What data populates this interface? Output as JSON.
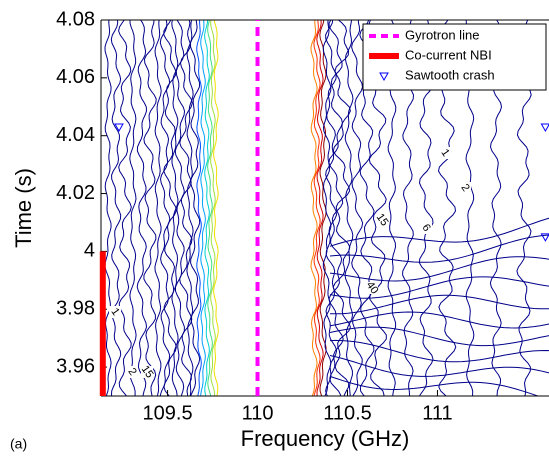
{
  "chart_data": {
    "type": "contour",
    "panel_label": "(a)",
    "x_label": "Frequency (GHz)",
    "y_label": "Time (s)",
    "xlim": [
      109.13,
      111.62
    ],
    "ylim": [
      3.95,
      4.08
    ],
    "xticks": [
      109.5,
      110,
      110.5,
      111
    ],
    "yticks": [
      3.96,
      3.98,
      4,
      4.02,
      4.04,
      4.06,
      4.08
    ],
    "contour_labels": [
      "1",
      "2",
      "15",
      "1",
      "2",
      "15",
      "6",
      "40"
    ],
    "legend": "upper right",
    "series": [
      {
        "name": "Gyrotron line",
        "color": "#ff00ff",
        "x": [
          110,
          110
        ],
        "y": [
          3.95,
          4.08
        ]
      },
      {
        "name": "Co-current NBI",
        "color": "#ff0000",
        "x": [
          109.14,
          109.14
        ],
        "y": [
          3.95,
          4
        ]
      },
      {
        "name": "Sawtooth crash",
        "color": "#0000ff",
        "x": [
          109.23,
          111.6,
          111.6
        ],
        "y": [
          4.043,
          4.043,
          4.005
        ]
      }
    ]
  }
}
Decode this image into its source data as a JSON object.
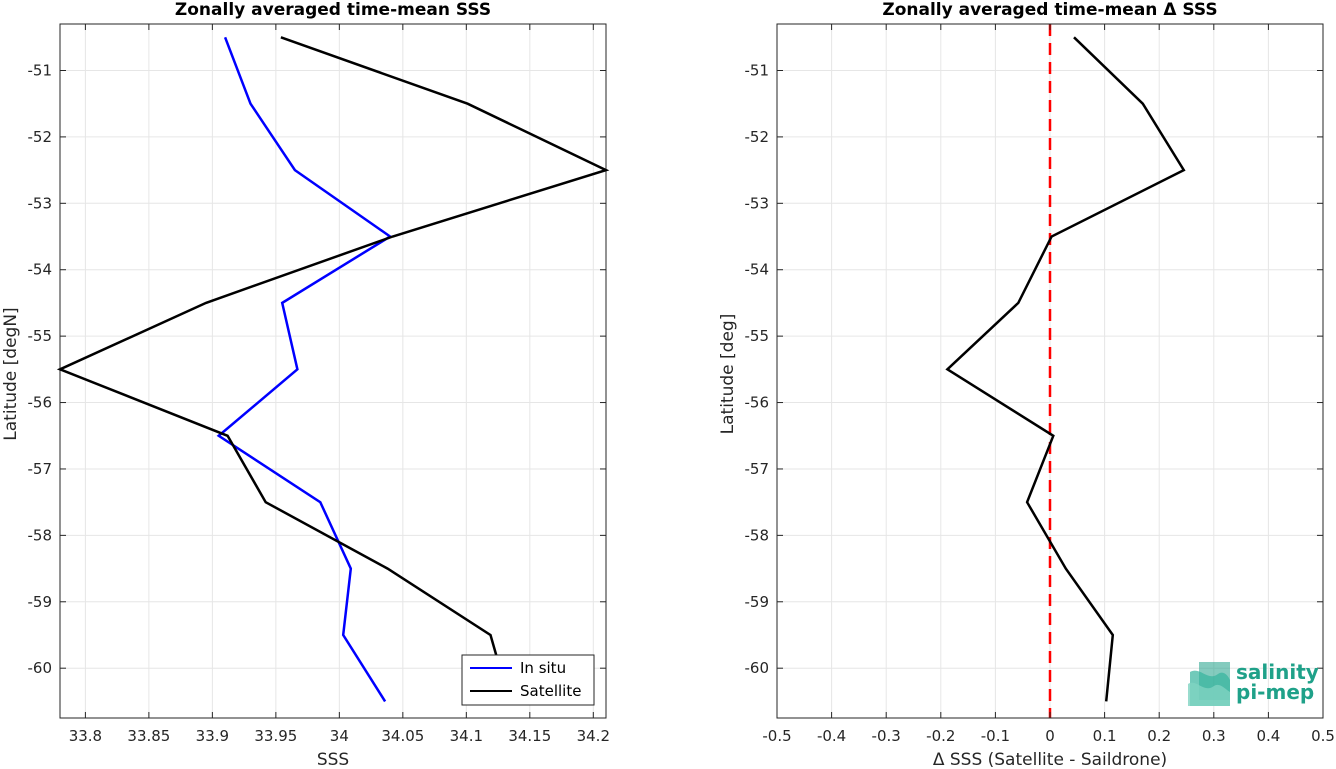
{
  "chart_data": [
    {
      "type": "line",
      "title": "Zonally averaged time-mean SSS",
      "xlabel": "SSS",
      "ylabel": "Latitude [degN]",
      "xlim": [
        33.78,
        34.21
      ],
      "ylim": [
        -60.75,
        -50.3
      ],
      "xticks": [
        33.8,
        33.85,
        33.9,
        33.95,
        34,
        34.05,
        34.1,
        34.15,
        34.2
      ],
      "xtick_labels": [
        "33.8",
        "33.85",
        "33.9",
        "33.95",
        "34",
        "34.05",
        "34.1",
        "34.15",
        "34.2"
      ],
      "yticks": [
        -51,
        -52,
        -53,
        -54,
        -55,
        -56,
        -57,
        -58,
        -59,
        -60
      ],
      "ytick_labels": [
        "-51",
        "-52",
        "-53",
        "-54",
        "-55",
        "-56",
        "-57",
        "-58",
        "-59",
        "-60"
      ],
      "grid": true,
      "legend": "bottom-right",
      "series": [
        {
          "name": "In situ",
          "color": "#0000ff",
          "points": [
            [
              33.91,
              -50.5
            ],
            [
              33.93,
              -51.5
            ],
            [
              33.965,
              -52.5
            ],
            [
              34.04,
              -53.5
            ],
            [
              33.955,
              -54.5
            ],
            [
              33.967,
              -55.5
            ],
            [
              33.905,
              -56.5
            ],
            [
              33.985,
              -57.5
            ],
            [
              34.009,
              -58.5
            ],
            [
              34.003,
              -59.5
            ],
            [
              34.036,
              -60.5
            ]
          ]
        },
        {
          "name": "Satellite",
          "color": "#000000",
          "points": [
            [
              33.954,
              -50.5
            ],
            [
              34.101,
              -51.5
            ],
            [
              34.21,
              -52.5
            ],
            [
              34.042,
              -53.5
            ],
            [
              33.895,
              -54.5
            ],
            [
              33.78,
              -55.5
            ],
            [
              33.912,
              -56.5
            ],
            [
              33.942,
              -57.5
            ],
            [
              34.038,
              -58.5
            ],
            [
              34.119,
              -59.5
            ],
            [
              34.125,
              -59.9
            ]
          ]
        }
      ]
    },
    {
      "type": "line",
      "title": "Zonally averaged time-mean Δ SSS",
      "xlabel": "Δ SSS (Satellite - Saildrone)",
      "ylabel": "Latitude [deg]",
      "xlim": [
        -0.5,
        0.5
      ],
      "ylim": [
        -60.75,
        -50.3
      ],
      "xticks": [
        -0.5,
        -0.4,
        -0.3,
        -0.2,
        -0.1,
        0,
        0.1,
        0.2,
        0.3,
        0.4,
        0.5
      ],
      "xtick_labels": [
        "-0.5",
        "-0.4",
        "-0.3",
        "-0.2",
        "-0.1",
        "0",
        "0.1",
        "0.2",
        "0.3",
        "0.4",
        "0.5"
      ],
      "yticks": [
        -51,
        -52,
        -53,
        -54,
        -55,
        -56,
        -57,
        -58,
        -59,
        -60
      ],
      "ytick_labels": [
        "-51",
        "-52",
        "-53",
        "-54",
        "-55",
        "-56",
        "-57",
        "-58",
        "-59",
        "-60"
      ],
      "grid": true,
      "reference_line": {
        "x": 0,
        "color": "#ff0000",
        "style": "dashed"
      },
      "series": [
        {
          "color": "#000000",
          "points": [
            [
              0.044,
              -50.5
            ],
            [
              0.17,
              -51.5
            ],
            [
              0.245,
              -52.5
            ],
            [
              0.003,
              -53.5
            ],
            [
              -0.058,
              -54.5
            ],
            [
              -0.188,
              -55.5
            ],
            [
              0.006,
              -56.5
            ],
            [
              -0.042,
              -57.5
            ],
            [
              0.029,
              -58.5
            ],
            [
              0.115,
              -59.5
            ],
            [
              0.103,
              -60.5
            ]
          ]
        }
      ]
    }
  ],
  "logo": {
    "line1": "salinity",
    "line2": "pi-mep",
    "color": "#1fa189"
  }
}
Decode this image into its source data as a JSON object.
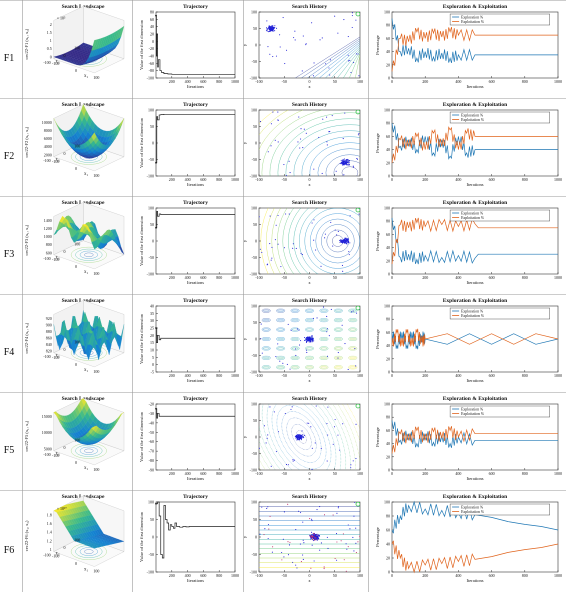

===

### [Task prompt]
Pictures in the records above should not be copied. Repeat everything else exactly.

### [Final answer]
What data populates this interface? Output as JSON.
{
  "chart_data": {
    "type": "contour",
    "panel_label": "(a)",
    "x_label": "Frequency (GHz)",
    "y_label": "Time (s)",
    "xlim": [
      109.13,
      111.62
    ],
    "ylim": [
      3.95,
      4.08
    ],
    "xticks": [
      109.5,
      110,
      110.5,
      111
    ],
    "yticks": [
      3.96,
      3.98,
      4,
      4.02,
      4.04,
      4.06,
      4.08
    ],
    "contour_labels": [
      "1",
      "2",
      "15",
      "1",
      "2",
      "15",
      "6",
      "40"
    ],
    "legend": "upper right",
    "series": [
      {
        "name": "Gyrotron line",
        "color": "#ff00ff",
        "x": [
          110,
          110
        ],
        "y": [
          3.95,
          4.08
        ]
      },
      {
        "name": "Co-current NBI",
        "color": "#ff0000",
        "x": [
          109.14,
          109.14
        ],
        "y": [
          3.95,
          4
        ]
      },
      {
        "name": "Sawtooth crash",
        "color": "#0000ff",
        "x": [
          109.23,
          111.6,
          111.6
        ],
        "y": [
          4.043,
          4.043,
          4.005
        ]
      }
    ]
  }
}
Decode this image into its source data as a JSON object.
{
  "chart_data": [
    {
      "type": "line",
      "title": "Zonally averaged time-mean SSS",
      "xlabel": "SSS",
      "ylabel": "Latitude [degN]",
      "xlim": [
        33.78,
        34.21
      ],
      "ylim": [
        -60.75,
        -50.3
      ],
      "xticks": [
        33.8,
        33.85,
        33.9,
        33.95,
        34,
        34.05,
        34.1,
        34.15,
        34.2
      ],
      "xtick_labels": [
        "33.8",
        "33.85",
        "33.9",
        "33.95",
        "34",
        "34.05",
        "34.1",
        "34.15",
        "34.2"
      ],
      "yticks": [
        -51,
        -52,
        -53,
        -54,
        -55,
        -56,
        -57,
        -58,
        -59,
        -60
      ],
      "ytick_labels": [
        "-51",
        "-52",
        "-53",
        "-54",
        "-55",
        "-56",
        "-57",
        "-58",
        "-59",
        "-60"
      ],
      "grid": true,
      "legend": "bottom-right",
      "series": [
        {
          "name": "In situ",
          "color": "#0000ff",
          "points": [
            [
              33.91,
              -50.5
            ],
            [
              33.93,
              -51.5
            ],
            [
              33.965,
              -52.5
            ],
            [
              34.04,
              -53.5
            ],
            [
              33.955,
              -54.5
            ],
            [
              33.967,
              -55.5
            ],
            [
              33.905,
              -56.5
            ],
            [
              33.985,
              -57.5
            ],
            [
              34.009,
              -58.5
            ],
            [
              34.003,
              -59.5
            ],
            [
              34.036,
              -60.5
            ]
          ]
        },
        {
          "name": "Satellite",
          "color": "#000000",
          "points": [
            [
              33.954,
              -50.5
            ],
            [
              34.101,
              -51.5
            ],
            [
              34.21,
              -52.5
            ],
            [
              34.042,
              -53.5
            ],
            [
              33.895,
              -54.5
            ],
            [
              33.78,
              -55.5
            ],
            [
              33.912,
              -56.5
            ],
            [
              33.942,
              -57.5
            ],
            [
              34.038,
              -58.5
            ],
            [
              34.119,
              -59.5
            ],
            [
              34.125,
              -59.9
            ]
          ]
        }
      ]
    },
    {
      "type": "line",
      "title": "Zonally averaged time-mean Δ SSS",
      "xlabel": "Δ SSS (Satellite - Saildrone)",
      "ylabel": "Latitude [deg]",
      "xlim": [
        -0.5,
        0.5
      ],
      "ylim": [
        -60.75,
        -50.3
      ],
      "xticks": [
        -0.5,
        -0.4,
        -0.3,
        -0.2,
        -0.1,
        0,
        0.1,
        0.2,
        0.3,
        0.4,
        0.5
      ],
      "xtick_labels": [
        "-0.5",
        "-0.4",
        "-0.3",
        "-0.2",
        "-0.1",
        "0",
        "0.1",
        "0.2",
        "0.3",
        "0.4",
        "0.5"
      ],
      "yticks": [
        -51,
        -52,
        -53,
        -54,
        -55,
        -56,
        -57,
        -58,
        -59,
        -60
      ],
      "ytick_labels": [
        "-51",
        "-52",
        "-53",
        "-54",
        "-55",
        "-56",
        "-57",
        "-58",
        "-59",
        "-60"
      ],
      "grid": true,
      "reference_line": {
        "x": 0,
        "color": "#ff0000",
        "style": "dashed"
      },
      "series": [
        {
          "color": "#000000",
          "points": [
            [
              0.044,
              -50.5
            ],
            [
              0.17,
              -51.5
            ],
            [
              0.245,
              -52.5
            ],
            [
              0.003,
              -53.5
            ],
            [
              -0.058,
              -54.5
            ],
            [
              -0.188,
              -55.5
            ],
            [
              0.006,
              -56.5
            ],
            [
              -0.042,
              -57.5
            ],
            [
              0.029,
              -58.5
            ],
            [
              0.115,
              -59.5
            ],
            [
              0.103,
              -60.5
            ]
          ]
        }
      ]
    }
  ],
  "logo": {
    "line1": "salinity",
    "line2": "pi-mep",
    "color": "#1fa189"
  }
}
Decode this image into its source data as a JSON object.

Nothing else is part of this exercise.